▸ TASK TO CARRY OUT
Search the material below for the word "гражданского". Copy every line that has it.

▸ RECORD EXTRACTS
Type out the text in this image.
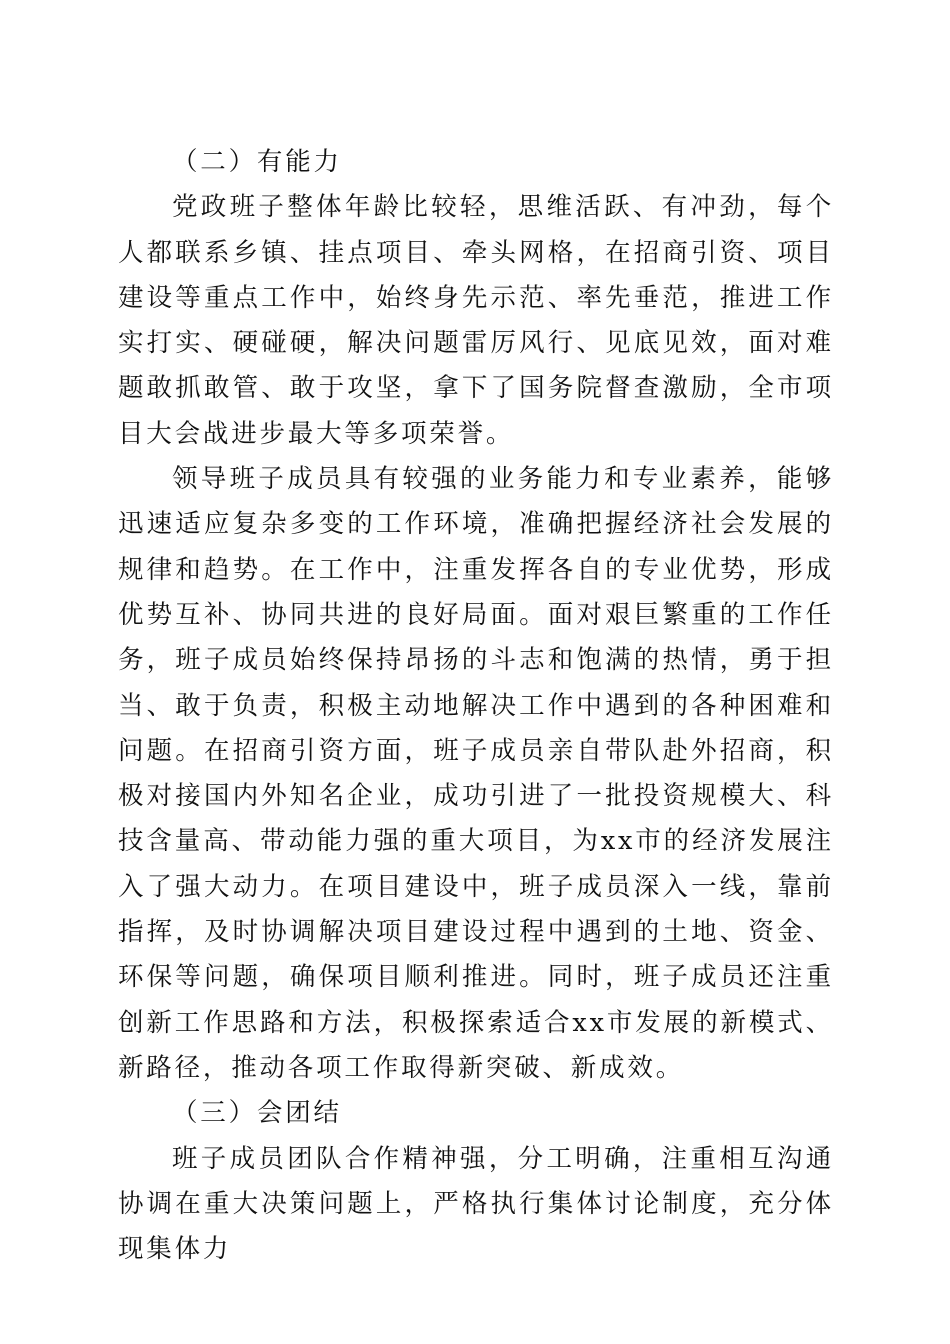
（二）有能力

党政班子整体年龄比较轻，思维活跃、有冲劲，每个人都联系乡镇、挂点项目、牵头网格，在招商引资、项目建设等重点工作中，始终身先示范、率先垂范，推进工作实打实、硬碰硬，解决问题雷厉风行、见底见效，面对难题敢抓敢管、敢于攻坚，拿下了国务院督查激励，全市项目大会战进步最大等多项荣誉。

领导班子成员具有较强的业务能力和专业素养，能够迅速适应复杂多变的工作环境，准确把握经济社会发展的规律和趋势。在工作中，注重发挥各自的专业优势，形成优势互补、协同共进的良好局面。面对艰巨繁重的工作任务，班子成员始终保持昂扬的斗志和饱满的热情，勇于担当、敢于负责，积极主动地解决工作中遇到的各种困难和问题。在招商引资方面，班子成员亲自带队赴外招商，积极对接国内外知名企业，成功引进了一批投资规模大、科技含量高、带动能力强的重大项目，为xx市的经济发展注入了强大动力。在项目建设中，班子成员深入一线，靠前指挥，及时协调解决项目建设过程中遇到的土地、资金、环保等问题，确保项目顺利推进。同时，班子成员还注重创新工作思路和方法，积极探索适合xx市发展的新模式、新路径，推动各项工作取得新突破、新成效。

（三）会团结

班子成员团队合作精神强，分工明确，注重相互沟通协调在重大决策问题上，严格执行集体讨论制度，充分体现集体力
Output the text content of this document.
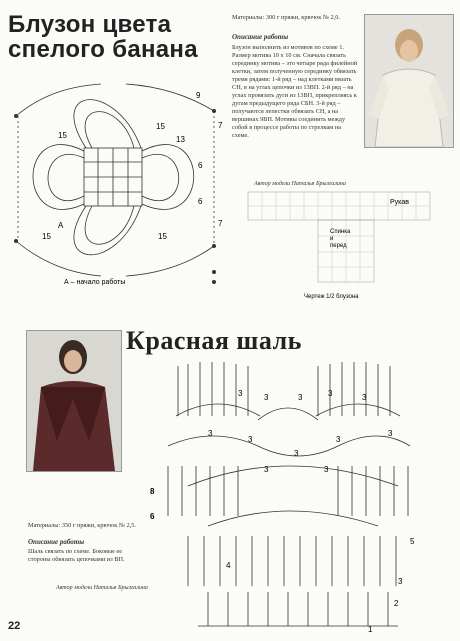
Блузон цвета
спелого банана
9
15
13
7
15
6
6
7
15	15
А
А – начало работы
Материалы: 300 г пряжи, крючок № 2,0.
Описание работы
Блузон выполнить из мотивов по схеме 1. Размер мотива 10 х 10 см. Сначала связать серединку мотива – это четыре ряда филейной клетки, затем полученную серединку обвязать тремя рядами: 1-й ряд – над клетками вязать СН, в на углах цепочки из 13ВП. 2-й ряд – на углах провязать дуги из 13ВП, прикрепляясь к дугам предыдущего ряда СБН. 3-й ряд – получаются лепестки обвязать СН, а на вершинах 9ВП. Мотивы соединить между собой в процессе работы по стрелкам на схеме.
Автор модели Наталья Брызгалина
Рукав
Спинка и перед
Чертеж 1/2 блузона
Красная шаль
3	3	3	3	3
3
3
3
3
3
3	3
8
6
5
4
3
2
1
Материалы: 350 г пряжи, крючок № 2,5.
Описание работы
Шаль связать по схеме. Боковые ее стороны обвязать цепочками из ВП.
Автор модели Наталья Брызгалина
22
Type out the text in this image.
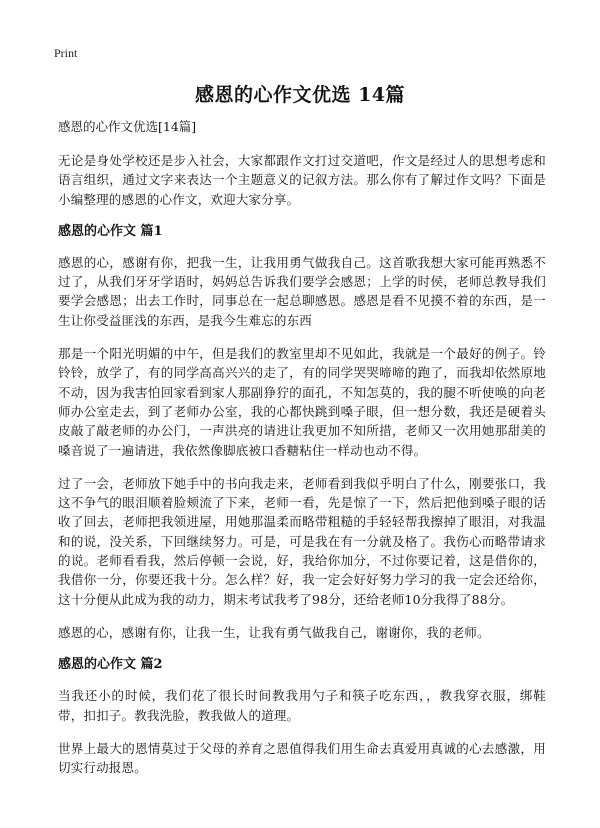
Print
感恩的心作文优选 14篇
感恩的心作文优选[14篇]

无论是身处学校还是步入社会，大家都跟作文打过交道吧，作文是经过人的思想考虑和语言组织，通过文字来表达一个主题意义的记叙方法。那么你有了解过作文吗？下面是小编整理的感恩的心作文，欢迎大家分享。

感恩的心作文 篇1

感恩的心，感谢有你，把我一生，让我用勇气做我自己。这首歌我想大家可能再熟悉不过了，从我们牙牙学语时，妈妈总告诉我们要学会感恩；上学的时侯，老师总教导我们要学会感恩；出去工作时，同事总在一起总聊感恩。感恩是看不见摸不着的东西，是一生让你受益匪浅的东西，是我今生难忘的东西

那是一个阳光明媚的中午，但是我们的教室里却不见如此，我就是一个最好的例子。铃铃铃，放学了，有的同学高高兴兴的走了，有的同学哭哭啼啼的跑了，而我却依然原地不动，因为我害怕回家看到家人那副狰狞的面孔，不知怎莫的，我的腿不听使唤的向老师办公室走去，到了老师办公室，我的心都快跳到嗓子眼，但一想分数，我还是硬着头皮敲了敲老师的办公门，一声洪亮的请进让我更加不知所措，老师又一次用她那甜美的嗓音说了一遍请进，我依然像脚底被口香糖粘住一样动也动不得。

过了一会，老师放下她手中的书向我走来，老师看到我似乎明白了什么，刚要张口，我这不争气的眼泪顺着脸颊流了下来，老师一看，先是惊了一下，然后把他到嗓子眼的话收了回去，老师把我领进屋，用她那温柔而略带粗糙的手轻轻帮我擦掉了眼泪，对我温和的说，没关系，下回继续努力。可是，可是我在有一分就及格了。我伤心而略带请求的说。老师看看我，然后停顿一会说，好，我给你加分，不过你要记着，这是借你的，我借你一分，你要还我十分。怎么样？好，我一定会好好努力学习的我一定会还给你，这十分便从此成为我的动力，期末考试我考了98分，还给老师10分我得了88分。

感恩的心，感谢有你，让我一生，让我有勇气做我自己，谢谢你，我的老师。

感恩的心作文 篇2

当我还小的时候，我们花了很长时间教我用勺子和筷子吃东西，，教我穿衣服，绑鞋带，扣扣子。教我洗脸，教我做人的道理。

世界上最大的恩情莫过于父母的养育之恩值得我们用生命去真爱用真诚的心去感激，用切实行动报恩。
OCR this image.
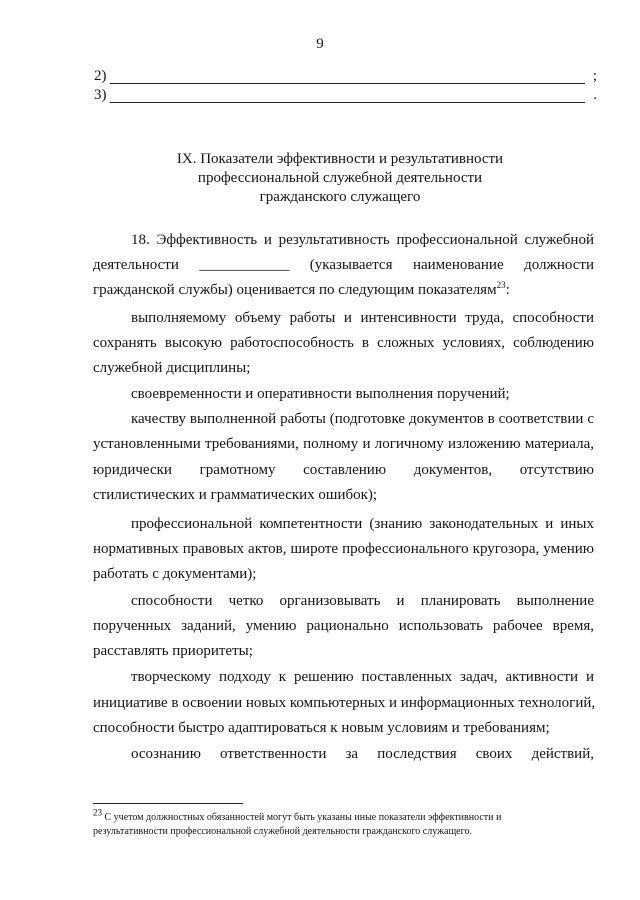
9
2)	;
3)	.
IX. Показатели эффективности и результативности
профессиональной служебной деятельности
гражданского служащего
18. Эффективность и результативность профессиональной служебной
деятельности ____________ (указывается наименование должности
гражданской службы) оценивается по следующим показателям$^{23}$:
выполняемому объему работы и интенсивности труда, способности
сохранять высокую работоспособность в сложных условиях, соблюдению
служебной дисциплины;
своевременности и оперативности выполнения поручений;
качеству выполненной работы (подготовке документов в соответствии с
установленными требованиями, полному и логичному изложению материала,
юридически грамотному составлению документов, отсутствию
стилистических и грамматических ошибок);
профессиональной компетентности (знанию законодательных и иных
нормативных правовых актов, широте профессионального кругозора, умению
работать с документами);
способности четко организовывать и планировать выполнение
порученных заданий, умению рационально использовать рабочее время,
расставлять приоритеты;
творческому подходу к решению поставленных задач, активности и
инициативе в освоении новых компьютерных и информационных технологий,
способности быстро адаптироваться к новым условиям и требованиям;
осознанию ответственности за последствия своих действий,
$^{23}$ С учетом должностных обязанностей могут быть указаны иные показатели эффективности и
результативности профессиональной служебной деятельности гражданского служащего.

▸ FINAL RESULT
гражданского служащего
результативности профессиональной служебной деятельности гражданского служащего.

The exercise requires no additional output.